━━━ Extract

Majority of companies in Turkey are family owned companies as
their equivalents around the world. It is predicted that over 70 %
of companies are family owned companies in the world. Family owned
companies differ from other companies by their policies and
management. Mostly, in family owned companies "the boss"
(mostly the founding partner of the company) takes over whole
management of the company and wants to carry out all business by
his hand even daily products purchase and expenses. Since the
founding partner carries out all business and holds power, company
becomes an asset for the founding partner and his family;
therefore, it becomes usual that company's assets and resources
can be used freely by the family members who own the company.
Borrowing money from the company or application of a fund can be
examples to this.
Borrowing from company or shareholders can lead to several
results in scope of corporate and income tax and commercial
Relationship among shareholders and company is regulated under
Corporate Tax Legislation. Pursuant to corporate tax legislation, a
company can borrow from shareholders but it is limited due to
preventing tax loss. The limit that regulated by law is triple the
amount of equity capital of the company.

━━━━━━
━━━ Data segment

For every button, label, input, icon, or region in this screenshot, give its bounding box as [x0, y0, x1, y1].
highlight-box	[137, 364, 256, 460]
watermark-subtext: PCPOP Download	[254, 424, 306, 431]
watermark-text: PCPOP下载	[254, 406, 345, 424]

━━━━━━

# What this task involves
Answer these questions from the text on family owned companies:
(a) What share of companies in the world is predicted to be family owned?
(b) Who is "the boss" in most family owned companies?
(c) What limit does the law set on a company's borrowing from shareholders?

# Result
(a) Over 70%.
(b) Mostly the founding partner of the company.
(c) Triple the amount of the company's equity capital.